▸ Problem details: Which lines hold the word "ΔABC"? Copy each of them from the material.

▸ Records for the task:
* start *
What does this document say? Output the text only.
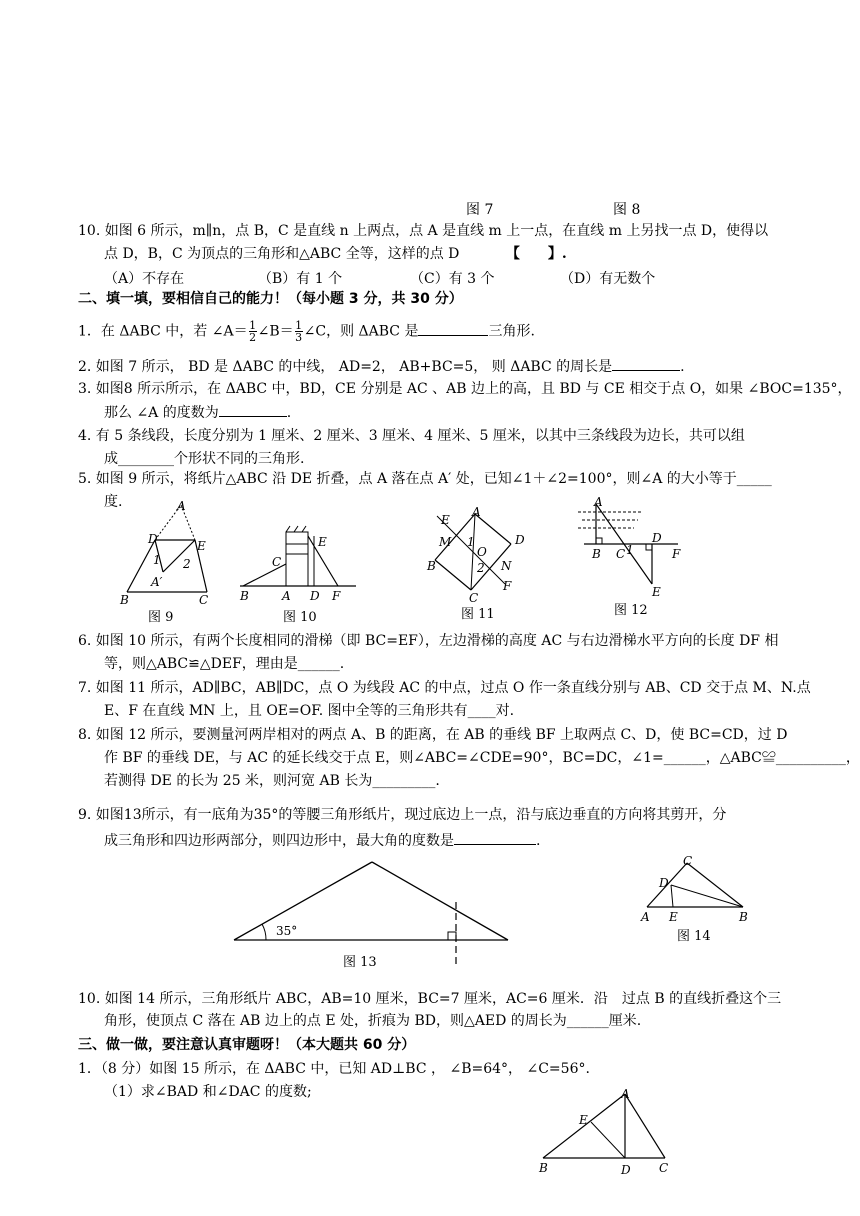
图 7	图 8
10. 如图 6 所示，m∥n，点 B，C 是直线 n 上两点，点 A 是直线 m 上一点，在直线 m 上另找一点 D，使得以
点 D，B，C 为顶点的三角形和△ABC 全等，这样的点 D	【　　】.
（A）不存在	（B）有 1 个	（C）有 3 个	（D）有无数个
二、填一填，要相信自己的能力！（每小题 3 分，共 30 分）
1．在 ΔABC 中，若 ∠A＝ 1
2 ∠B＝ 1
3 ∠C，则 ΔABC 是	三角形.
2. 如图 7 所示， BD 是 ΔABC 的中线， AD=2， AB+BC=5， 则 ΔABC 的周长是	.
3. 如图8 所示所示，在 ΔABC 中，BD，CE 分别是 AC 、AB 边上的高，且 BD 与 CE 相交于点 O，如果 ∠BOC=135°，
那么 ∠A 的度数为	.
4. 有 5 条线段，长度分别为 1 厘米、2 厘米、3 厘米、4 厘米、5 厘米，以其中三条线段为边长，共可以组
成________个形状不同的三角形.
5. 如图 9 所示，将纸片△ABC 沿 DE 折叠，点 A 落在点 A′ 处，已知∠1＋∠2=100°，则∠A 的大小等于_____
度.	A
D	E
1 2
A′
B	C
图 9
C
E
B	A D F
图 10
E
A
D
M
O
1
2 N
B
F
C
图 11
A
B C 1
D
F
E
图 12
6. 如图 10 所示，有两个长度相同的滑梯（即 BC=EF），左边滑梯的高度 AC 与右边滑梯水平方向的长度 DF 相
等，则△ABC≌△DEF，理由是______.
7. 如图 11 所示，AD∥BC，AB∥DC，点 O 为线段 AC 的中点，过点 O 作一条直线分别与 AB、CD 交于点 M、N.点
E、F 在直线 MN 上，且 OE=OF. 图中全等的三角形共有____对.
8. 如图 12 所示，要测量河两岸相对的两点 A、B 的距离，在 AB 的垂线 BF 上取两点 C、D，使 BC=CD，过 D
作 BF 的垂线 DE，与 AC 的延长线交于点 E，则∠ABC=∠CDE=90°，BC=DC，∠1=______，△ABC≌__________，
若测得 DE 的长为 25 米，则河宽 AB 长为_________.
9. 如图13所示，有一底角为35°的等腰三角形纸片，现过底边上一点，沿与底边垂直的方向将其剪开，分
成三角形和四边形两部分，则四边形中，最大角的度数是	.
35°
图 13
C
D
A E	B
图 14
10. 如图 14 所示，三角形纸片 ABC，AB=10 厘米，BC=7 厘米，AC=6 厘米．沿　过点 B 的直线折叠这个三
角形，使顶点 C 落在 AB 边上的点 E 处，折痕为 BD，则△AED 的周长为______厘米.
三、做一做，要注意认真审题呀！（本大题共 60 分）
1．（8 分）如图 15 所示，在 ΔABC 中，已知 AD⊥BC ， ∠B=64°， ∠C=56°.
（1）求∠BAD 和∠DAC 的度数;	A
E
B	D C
* end *
▸ Result of this exercise:
1．在 ΔABC 中，若 ∠A＝ 1
3 ∠C，则 ΔABC 是	三角形.
2. 如图 7 所示， BD 是 ΔABC 的中线， AD=2， AB+BC=5， 则 ΔABC 的周长是	.
3. 如图8 所示所示，在 ΔABC 中，BD，CE 分别是 AC 、AB 边上的高，且 BD 与 CE 相交于点 O，如果 ∠BOC=135°，
1．（8 分）如图 15 所示，在 ΔABC 中，已知 AD⊥BC ， ∠B=64°， ∠C=56°.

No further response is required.